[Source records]
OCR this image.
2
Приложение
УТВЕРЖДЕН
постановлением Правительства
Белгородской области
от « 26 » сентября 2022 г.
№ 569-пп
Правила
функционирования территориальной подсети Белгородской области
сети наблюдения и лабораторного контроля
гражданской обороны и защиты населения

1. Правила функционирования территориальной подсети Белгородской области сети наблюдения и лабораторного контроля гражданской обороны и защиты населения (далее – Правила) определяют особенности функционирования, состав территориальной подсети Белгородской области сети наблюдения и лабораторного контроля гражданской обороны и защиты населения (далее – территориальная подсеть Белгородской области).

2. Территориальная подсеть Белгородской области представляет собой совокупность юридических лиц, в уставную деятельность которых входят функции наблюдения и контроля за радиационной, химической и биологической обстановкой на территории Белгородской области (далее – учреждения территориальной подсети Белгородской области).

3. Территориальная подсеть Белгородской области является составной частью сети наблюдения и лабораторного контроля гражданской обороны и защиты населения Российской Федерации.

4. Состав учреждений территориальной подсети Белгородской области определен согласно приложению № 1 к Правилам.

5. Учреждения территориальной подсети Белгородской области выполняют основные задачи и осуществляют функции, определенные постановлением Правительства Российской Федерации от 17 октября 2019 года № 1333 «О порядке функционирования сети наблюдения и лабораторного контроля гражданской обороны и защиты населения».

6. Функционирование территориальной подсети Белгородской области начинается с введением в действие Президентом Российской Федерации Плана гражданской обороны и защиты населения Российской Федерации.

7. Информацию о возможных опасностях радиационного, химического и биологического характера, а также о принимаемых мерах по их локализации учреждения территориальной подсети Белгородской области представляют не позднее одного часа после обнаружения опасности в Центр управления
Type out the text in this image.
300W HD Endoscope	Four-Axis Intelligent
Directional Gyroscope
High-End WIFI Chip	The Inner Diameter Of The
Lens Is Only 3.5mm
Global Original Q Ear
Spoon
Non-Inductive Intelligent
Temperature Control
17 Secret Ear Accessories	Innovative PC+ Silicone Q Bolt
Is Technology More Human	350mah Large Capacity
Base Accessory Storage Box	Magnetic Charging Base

◆ WORK TO DO ◆
Copy out every line in the entries above that holds "лабораторного".

◆ ANSWER ◆
сети наблюдения и лабораторного контроля
1. Правила функционирования территориальной подсети Белгородской области сети наблюдения и лабораторного контроля гражданской обороны и защиты населения (далее – Правила) определяют особенности функционирования, состав территориальной подсети Белгородской области сети наблюдения и лабораторного контроля гражданской обороны и защиты населения (далее – территориальная подсеть Белгородской области).
3. Территориальная подсеть Белгородской области является составной частью сети наблюдения и лабораторного контроля гражданской обороны и защиты населения Российской Федерации.
5. Учреждения территориальной подсети Белгородской области выполняют основные задачи и осуществляют функции, определенные постановлением Правительства Российской Федерации от 17 октября 2019 года № 1333 «О порядке функционирования сети наблюдения и лабораторного контроля гражданской обороны и защиты населения».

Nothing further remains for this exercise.